╭─ Data supplied

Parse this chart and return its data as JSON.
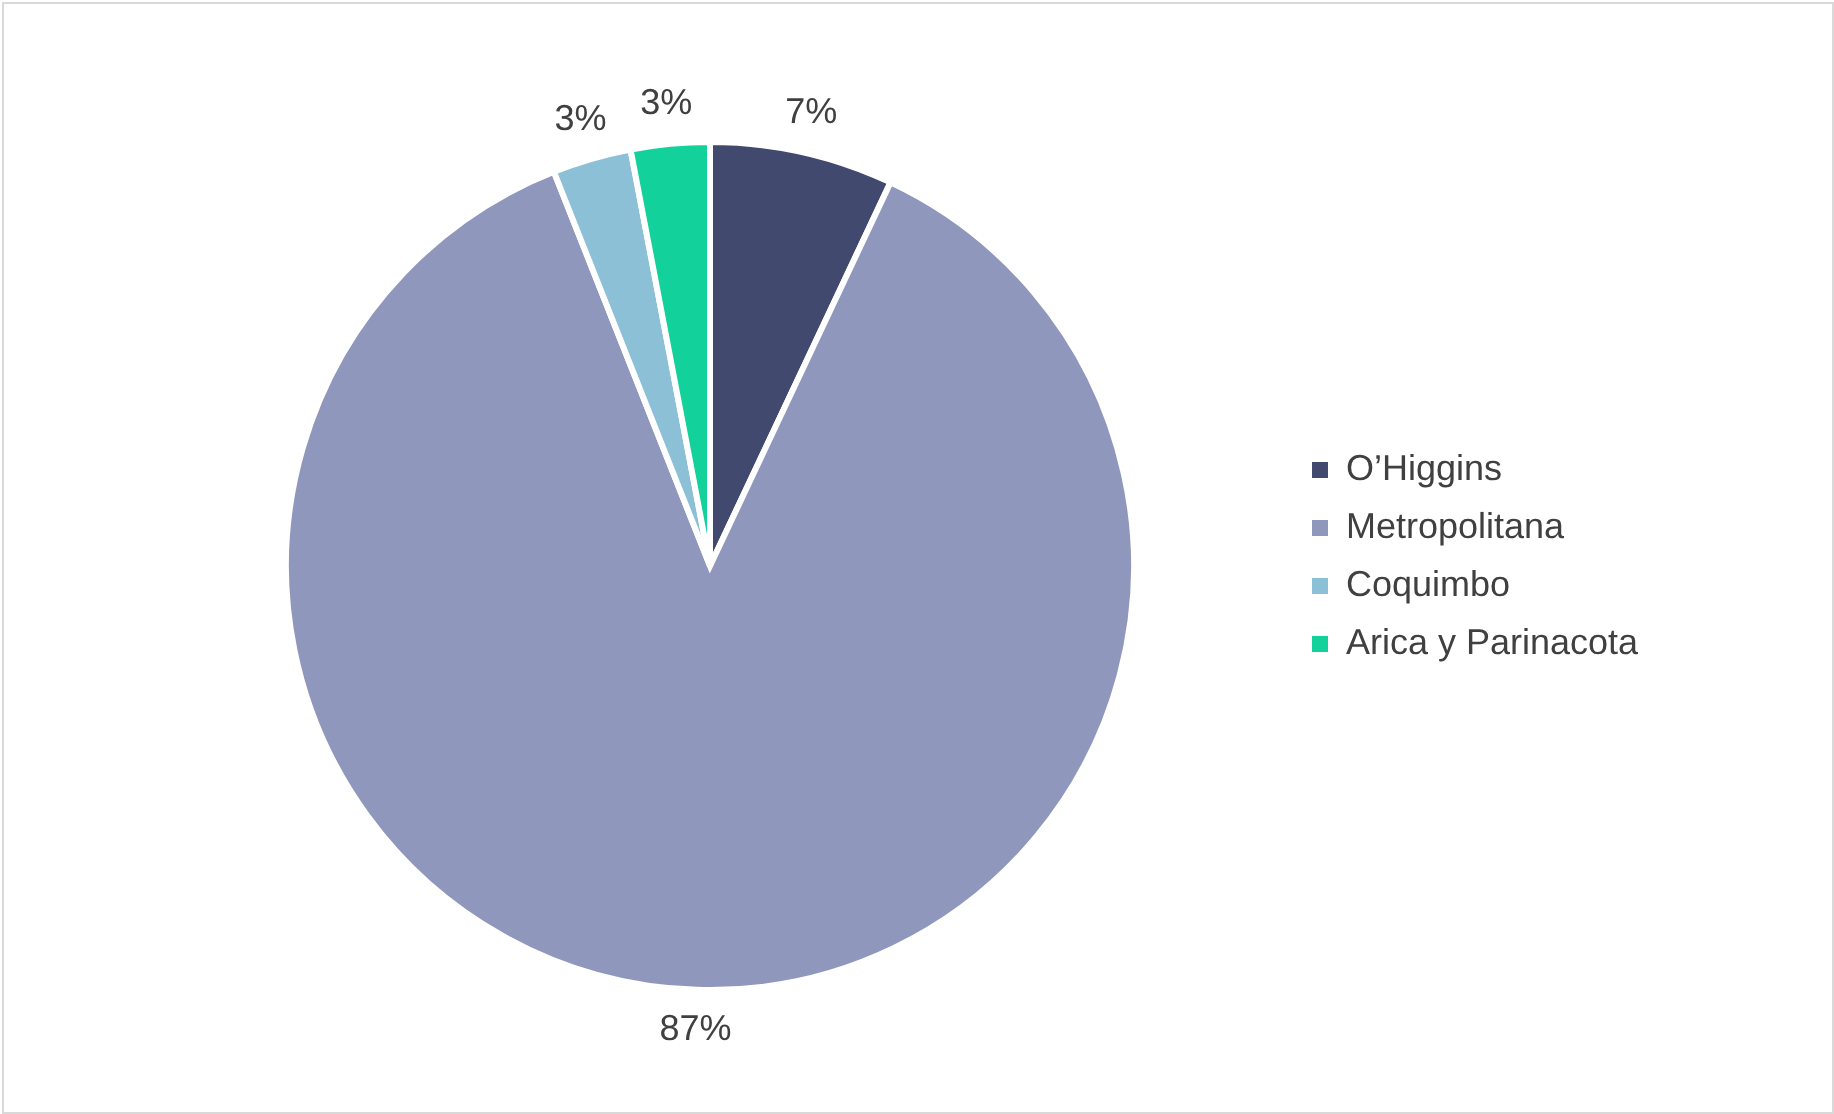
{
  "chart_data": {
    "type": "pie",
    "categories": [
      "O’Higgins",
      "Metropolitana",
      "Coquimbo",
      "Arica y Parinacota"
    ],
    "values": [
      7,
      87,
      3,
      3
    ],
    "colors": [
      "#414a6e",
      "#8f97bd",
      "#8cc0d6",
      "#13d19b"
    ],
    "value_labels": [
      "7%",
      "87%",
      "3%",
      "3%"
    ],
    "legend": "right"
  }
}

╰─

Written instruction. Print the whole listing above once more, word for word, without its pictures.

Full solution.
Parse this chart and return its data as JSON.
{
  "chart_data": {
    "type": "pie",
    "categories": [
      "O’Higgins",
      "Metropolitana",
      "Coquimbo",
      "Arica y Parinacota"
    ],
    "values": [
      7,
      87,
      3,
      3
    ],
    "colors": [
      "#414a6e",
      "#8f97bd",
      "#8cc0d6",
      "#13d19b"
    ],
    "value_labels": [
      "7%",
      "87%",
      "3%",
      "3%"
    ],
    "legend": "right"
  }
}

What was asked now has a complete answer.